> **To do**
Output every entry exactly as written.

— START Material provided —

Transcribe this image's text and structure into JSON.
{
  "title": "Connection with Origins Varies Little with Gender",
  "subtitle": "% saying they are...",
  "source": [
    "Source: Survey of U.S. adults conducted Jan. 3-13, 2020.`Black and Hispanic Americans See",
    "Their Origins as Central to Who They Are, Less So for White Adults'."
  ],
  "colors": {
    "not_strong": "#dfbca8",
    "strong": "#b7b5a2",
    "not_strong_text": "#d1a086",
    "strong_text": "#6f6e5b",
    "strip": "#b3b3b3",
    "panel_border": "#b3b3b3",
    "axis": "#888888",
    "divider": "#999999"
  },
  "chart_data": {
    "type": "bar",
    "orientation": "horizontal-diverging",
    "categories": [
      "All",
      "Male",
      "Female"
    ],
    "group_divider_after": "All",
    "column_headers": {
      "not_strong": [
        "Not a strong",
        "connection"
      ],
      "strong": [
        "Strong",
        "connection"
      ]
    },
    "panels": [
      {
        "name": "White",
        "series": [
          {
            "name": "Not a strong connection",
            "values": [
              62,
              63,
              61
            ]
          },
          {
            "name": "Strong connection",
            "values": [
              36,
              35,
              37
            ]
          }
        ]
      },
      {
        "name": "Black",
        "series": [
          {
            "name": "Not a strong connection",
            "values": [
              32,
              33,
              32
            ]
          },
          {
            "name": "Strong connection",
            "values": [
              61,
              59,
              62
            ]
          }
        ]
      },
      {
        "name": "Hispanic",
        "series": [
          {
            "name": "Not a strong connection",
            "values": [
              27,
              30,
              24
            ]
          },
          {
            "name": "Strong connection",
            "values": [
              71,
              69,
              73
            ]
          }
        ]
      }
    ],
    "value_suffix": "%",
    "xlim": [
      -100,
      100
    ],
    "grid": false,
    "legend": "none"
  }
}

— END Material provided —

> **Solution**
Transcribe this image's text and structure into JSON.
{
  "title": "Connection with Origins Varies Little with Gender",
  "subtitle": "% saying they are...",
  "source": [
    "Source: Survey of U.S. adults conducted Jan. 3-13, 2020.`Black and Hispanic Americans See",
    "Their Origins as Central to Who They Are, Less So for White Adults'."
  ],
  "colors": {
    "not_strong": "#dfbca8",
    "strong": "#b7b5a2",
    "not_strong_text": "#d1a086",
    "strong_text": "#6f6e5b",
    "strip": "#b3b3b3",
    "panel_border": "#b3b3b3",
    "axis": "#888888",
    "divider": "#999999"
  },
  "chart_data": {
    "type": "bar",
    "orientation": "horizontal-diverging",
    "categories": [
      "All",
      "Male",
      "Female"
    ],
    "group_divider_after": "All",
    "column_headers": {
      "not_strong": [
        "Not a strong",
        "connection"
      ],
      "strong": [
        "Strong",
        "connection"
      ]
    },
    "panels": [
      {
        "name": "White",
        "series": [
          {
            "name": "Not a strong connection",
            "values": [
              62,
              63,
              61
            ]
          },
          {
            "name": "Strong connection",
            "values": [
              36,
              35,
              37
            ]
          }
        ]
      },
      {
        "name": "Black",
        "series": [
          {
            "name": "Not a strong connection",
            "values": [
              32,
              33,
              32
            ]
          },
          {
            "name": "Strong connection",
            "values": [
              61,
              59,
              62
            ]
          }
        ]
      },
      {
        "name": "Hispanic",
        "series": [
          {
            "name": "Not a strong connection",
            "values": [
              27,
              30,
              24
            ]
          },
          {
            "name": "Strong connection",
            "values": [
              71,
              69,
              73
            ]
          }
        ]
      }
    ],
    "value_suffix": "%",
    "xlim": [
      -100,
      100
    ],
    "grid": false,
    "legend": "none"
  }
}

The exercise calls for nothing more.